-- BEGIN Data to process --

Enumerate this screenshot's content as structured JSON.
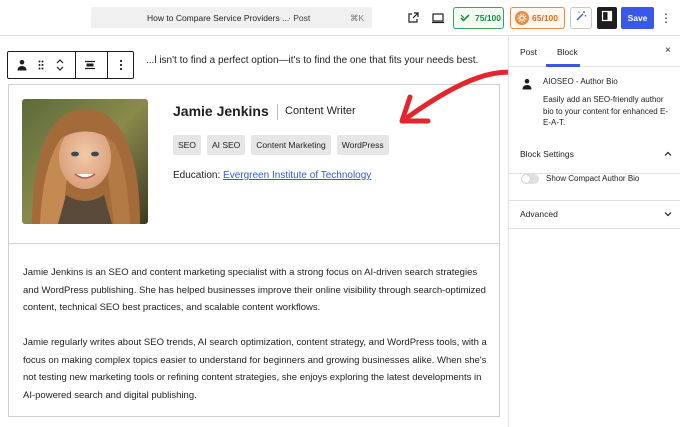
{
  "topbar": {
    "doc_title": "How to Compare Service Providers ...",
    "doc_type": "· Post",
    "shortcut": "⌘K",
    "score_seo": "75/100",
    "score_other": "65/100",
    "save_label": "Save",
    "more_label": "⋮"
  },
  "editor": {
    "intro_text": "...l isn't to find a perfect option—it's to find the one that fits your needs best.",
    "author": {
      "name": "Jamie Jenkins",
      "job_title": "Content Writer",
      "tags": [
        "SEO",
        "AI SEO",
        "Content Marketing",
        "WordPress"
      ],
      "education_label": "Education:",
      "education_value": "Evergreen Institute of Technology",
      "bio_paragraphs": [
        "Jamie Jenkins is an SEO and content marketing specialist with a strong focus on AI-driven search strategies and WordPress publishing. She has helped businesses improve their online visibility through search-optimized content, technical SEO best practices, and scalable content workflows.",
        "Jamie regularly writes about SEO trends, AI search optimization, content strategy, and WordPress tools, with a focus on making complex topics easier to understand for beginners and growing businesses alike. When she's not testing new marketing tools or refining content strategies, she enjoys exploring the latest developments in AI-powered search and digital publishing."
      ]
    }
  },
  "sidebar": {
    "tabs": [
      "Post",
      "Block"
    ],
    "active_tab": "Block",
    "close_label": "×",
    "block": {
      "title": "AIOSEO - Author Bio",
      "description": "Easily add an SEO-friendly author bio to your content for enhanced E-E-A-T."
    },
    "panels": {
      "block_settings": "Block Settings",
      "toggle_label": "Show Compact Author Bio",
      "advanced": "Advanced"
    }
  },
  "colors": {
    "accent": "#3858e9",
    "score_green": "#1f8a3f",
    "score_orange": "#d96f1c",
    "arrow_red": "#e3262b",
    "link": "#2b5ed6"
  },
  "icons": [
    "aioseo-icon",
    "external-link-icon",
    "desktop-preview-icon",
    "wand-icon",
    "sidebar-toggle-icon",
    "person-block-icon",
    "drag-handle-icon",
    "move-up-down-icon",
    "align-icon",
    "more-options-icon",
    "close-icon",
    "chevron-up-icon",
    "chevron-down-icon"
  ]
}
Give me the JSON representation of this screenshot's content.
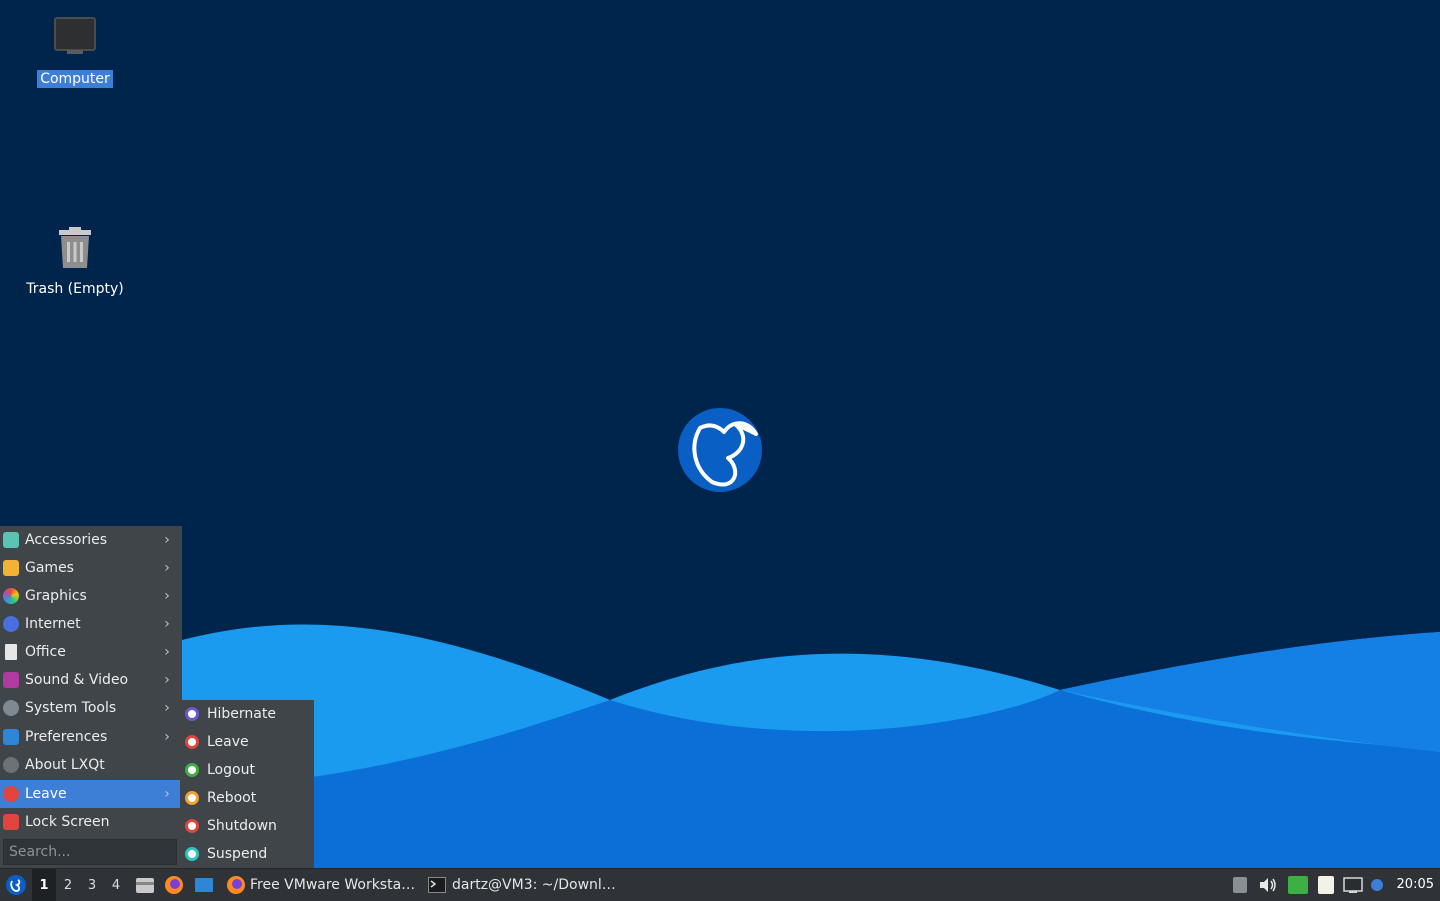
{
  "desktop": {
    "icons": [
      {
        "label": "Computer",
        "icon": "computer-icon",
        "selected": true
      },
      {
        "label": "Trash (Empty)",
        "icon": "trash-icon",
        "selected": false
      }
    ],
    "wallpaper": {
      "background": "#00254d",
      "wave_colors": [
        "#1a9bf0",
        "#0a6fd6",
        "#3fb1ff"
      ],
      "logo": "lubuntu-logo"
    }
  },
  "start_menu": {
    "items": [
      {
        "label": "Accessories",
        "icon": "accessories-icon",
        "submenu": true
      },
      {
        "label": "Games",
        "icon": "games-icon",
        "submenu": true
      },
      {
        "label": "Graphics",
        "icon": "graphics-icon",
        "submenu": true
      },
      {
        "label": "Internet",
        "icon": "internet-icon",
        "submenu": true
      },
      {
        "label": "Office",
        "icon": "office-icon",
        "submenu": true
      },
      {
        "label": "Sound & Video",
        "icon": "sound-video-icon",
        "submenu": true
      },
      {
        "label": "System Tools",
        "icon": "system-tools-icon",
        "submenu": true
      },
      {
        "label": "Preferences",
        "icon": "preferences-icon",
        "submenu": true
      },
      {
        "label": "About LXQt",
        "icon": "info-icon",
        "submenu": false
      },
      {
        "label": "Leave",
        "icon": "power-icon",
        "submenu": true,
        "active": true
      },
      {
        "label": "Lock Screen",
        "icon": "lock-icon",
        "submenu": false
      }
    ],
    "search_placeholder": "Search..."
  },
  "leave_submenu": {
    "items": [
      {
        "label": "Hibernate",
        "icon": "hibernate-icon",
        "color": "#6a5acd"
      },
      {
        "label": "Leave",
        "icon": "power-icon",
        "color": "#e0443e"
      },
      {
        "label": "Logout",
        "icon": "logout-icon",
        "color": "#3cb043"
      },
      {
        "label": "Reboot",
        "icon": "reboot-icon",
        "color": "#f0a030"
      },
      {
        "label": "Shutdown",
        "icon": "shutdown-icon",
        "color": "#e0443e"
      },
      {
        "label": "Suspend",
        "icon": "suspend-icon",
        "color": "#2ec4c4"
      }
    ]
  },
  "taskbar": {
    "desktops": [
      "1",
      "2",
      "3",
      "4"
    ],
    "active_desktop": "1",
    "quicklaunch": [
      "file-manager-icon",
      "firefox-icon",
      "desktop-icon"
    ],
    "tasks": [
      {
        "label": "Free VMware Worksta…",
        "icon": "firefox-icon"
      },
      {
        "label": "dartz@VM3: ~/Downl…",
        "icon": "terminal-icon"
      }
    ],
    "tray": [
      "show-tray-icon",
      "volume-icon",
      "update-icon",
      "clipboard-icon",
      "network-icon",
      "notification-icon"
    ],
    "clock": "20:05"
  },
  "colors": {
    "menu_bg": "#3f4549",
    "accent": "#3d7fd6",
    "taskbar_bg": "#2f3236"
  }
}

-- END Data to process --

### Exercise prompt:
How many lines of the listing above include the word "businesses"? Reply with the number alone.

### Expected answer:
2